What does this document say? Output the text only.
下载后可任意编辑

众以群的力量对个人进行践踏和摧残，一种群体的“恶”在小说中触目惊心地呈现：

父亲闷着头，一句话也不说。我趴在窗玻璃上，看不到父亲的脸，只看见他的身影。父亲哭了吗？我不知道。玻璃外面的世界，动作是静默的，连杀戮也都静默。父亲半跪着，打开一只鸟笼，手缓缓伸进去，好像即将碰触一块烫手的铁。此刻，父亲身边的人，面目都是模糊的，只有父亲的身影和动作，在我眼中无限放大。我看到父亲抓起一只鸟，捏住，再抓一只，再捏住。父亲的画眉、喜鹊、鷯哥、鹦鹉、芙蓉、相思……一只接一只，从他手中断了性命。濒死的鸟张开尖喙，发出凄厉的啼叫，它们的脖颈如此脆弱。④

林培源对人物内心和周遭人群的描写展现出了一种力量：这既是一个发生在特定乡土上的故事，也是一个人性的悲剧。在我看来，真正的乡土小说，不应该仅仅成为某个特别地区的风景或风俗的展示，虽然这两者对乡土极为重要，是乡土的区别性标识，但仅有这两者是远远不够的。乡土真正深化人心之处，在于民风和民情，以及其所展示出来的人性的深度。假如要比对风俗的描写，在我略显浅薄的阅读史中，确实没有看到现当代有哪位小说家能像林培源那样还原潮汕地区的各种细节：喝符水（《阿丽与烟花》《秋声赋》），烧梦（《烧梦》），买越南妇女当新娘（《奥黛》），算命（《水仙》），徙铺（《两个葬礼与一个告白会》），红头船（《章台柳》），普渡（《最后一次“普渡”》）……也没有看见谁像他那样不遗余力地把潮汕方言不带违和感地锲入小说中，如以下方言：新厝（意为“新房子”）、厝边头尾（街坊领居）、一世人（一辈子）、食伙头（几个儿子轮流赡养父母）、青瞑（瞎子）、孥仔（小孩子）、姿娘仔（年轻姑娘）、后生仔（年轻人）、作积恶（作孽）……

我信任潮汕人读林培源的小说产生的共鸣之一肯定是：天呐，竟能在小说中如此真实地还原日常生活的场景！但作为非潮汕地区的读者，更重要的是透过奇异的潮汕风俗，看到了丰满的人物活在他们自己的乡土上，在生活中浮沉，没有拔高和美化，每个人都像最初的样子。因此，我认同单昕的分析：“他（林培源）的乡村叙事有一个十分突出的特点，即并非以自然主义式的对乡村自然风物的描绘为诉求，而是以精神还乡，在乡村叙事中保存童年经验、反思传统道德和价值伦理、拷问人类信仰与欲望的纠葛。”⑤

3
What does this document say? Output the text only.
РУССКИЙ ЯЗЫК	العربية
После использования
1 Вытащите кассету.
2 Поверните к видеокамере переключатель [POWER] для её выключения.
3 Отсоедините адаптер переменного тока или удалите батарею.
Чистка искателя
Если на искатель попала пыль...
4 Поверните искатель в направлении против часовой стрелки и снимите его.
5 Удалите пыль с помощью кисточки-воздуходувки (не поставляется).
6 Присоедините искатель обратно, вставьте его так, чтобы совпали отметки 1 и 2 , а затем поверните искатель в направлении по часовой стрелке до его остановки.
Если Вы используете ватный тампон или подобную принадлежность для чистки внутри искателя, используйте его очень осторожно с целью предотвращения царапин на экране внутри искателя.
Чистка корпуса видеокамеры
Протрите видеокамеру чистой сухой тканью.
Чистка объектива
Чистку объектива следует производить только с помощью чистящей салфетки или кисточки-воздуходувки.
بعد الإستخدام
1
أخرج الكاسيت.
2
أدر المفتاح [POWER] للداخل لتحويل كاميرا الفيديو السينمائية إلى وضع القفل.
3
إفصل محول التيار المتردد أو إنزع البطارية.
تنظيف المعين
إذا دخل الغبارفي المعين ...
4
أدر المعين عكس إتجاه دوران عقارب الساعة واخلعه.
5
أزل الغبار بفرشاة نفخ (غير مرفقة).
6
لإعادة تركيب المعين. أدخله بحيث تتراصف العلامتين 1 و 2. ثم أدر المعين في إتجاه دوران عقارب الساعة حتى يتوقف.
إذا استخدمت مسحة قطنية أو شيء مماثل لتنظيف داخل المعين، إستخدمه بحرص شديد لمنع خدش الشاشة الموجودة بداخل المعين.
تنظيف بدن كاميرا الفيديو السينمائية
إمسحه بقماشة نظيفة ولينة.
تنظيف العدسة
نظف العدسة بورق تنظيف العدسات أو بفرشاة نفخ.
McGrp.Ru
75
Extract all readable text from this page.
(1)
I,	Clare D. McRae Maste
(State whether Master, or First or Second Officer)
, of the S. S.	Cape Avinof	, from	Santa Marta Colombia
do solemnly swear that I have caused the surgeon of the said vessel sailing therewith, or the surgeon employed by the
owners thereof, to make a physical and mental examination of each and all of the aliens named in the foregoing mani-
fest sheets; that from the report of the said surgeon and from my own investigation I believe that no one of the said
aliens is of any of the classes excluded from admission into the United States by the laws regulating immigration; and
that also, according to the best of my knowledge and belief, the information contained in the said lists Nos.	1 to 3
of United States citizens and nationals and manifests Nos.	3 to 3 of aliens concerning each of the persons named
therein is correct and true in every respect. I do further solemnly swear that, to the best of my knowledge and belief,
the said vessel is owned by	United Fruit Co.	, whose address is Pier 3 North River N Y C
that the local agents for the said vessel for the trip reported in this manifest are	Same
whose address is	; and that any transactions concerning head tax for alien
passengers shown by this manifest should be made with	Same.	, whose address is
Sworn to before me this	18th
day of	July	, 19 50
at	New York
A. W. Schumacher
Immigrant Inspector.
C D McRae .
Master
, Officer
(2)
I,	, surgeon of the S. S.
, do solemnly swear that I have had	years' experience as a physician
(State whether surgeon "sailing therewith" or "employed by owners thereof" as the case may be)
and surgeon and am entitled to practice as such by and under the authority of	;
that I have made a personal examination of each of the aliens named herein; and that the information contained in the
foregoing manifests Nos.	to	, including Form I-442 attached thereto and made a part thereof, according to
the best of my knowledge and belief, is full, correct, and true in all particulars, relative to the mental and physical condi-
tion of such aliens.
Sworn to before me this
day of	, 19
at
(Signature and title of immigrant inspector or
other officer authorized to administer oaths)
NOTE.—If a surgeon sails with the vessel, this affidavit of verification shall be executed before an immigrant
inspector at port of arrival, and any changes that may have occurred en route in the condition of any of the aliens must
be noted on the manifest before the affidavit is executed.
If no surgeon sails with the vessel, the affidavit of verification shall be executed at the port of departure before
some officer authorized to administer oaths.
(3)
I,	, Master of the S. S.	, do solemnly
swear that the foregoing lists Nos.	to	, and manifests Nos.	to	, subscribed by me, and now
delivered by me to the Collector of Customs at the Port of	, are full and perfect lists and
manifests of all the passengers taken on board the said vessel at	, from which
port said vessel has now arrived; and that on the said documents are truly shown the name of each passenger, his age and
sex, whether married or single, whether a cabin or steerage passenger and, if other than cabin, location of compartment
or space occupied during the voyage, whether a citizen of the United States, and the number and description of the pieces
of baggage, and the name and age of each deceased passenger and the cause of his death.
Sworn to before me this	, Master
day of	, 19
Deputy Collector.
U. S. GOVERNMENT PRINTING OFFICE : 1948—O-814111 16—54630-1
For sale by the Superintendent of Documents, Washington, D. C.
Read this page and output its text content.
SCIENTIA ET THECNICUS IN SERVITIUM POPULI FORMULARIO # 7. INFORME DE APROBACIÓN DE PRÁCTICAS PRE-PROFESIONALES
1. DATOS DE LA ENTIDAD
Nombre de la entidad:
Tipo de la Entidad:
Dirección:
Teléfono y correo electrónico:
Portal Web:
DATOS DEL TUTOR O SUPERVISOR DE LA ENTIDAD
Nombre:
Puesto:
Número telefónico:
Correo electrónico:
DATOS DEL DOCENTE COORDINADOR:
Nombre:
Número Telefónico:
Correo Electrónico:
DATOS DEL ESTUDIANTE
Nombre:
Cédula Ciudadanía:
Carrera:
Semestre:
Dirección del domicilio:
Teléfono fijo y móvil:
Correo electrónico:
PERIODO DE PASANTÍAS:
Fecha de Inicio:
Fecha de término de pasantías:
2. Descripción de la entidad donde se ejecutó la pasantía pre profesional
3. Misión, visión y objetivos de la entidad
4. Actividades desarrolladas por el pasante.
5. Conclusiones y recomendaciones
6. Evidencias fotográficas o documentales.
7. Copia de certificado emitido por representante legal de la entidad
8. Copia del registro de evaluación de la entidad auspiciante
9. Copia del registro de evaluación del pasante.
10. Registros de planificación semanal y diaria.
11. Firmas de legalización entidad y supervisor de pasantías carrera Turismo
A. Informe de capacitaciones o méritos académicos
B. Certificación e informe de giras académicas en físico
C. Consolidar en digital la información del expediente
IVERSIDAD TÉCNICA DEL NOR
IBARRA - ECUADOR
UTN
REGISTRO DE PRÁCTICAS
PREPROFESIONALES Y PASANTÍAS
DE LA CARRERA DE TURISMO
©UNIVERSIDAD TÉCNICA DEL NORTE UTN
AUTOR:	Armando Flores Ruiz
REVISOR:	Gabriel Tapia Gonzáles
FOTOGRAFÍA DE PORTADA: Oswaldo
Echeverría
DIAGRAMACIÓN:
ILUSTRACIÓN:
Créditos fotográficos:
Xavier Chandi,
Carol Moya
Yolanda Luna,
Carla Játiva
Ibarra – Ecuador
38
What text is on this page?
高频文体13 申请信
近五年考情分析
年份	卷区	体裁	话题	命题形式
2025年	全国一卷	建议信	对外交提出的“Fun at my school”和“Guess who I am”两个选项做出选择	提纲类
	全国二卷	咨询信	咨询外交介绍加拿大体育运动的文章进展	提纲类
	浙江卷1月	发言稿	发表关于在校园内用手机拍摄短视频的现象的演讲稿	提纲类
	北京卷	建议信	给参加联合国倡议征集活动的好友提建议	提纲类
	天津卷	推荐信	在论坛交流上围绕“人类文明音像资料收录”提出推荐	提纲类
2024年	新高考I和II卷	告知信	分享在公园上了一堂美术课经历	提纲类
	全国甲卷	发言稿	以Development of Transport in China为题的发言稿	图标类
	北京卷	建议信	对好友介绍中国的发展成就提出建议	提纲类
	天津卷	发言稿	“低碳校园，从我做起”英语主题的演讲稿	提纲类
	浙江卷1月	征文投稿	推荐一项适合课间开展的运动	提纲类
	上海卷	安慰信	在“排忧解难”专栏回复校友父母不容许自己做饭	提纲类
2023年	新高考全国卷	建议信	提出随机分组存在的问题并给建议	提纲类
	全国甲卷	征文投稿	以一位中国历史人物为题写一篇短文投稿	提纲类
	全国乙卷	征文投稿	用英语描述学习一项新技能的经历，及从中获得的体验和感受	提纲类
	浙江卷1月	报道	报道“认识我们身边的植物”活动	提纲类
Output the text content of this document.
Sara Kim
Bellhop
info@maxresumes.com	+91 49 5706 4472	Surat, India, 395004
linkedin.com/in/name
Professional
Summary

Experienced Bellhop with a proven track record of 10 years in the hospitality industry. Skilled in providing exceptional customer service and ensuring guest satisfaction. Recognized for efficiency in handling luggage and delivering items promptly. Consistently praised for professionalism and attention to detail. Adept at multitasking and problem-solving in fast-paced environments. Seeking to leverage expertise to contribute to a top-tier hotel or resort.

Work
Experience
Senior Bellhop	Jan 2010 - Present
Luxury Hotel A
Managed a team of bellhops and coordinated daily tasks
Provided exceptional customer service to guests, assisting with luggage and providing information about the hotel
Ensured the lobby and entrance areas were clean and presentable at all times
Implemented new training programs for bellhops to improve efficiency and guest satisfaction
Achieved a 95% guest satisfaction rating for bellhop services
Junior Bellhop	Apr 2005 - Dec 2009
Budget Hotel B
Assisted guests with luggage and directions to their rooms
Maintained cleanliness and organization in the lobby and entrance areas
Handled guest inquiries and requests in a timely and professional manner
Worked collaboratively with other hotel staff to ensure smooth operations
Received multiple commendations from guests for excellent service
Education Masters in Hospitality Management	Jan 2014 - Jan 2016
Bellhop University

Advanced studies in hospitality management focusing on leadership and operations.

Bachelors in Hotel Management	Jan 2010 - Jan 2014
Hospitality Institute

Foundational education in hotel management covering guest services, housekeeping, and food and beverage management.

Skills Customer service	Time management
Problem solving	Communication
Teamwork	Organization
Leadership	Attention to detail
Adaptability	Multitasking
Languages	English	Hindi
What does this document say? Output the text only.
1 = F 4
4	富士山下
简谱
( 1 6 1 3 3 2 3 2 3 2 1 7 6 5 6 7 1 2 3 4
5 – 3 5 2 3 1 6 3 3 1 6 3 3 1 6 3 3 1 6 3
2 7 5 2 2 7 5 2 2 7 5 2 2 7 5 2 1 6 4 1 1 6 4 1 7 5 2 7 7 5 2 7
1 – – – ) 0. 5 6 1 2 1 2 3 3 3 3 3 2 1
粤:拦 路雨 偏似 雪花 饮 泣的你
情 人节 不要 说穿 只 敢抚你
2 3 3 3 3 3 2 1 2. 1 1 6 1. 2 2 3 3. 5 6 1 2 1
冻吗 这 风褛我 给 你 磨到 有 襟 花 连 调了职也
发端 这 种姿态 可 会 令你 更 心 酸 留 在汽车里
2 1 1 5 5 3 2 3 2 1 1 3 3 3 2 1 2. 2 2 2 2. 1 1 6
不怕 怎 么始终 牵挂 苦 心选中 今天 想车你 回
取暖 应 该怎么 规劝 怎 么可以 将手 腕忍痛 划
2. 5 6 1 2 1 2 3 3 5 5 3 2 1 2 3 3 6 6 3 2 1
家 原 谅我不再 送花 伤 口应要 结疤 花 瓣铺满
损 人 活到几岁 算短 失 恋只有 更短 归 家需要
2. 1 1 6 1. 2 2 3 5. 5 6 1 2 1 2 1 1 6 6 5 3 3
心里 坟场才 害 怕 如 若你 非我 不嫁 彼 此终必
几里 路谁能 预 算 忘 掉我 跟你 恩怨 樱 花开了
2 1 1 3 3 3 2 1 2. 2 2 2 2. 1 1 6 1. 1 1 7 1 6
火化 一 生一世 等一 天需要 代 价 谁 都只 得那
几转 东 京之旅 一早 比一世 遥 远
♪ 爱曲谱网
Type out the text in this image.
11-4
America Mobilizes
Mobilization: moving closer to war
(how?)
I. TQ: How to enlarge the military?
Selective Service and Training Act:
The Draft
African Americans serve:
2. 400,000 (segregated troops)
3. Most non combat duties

### What to produce
Pull out all lines containing "best".

### The response
that also, according to the best of my knowledge and belief, the information contained in the said lists Nos.	1 to 3
therein is correct and true in every respect. I do further solemnly swear that, to the best of my knowledge and belief,
the best of my knowledge and belief, is full, correct, and true in all particulars, relative to the mental and physical condi-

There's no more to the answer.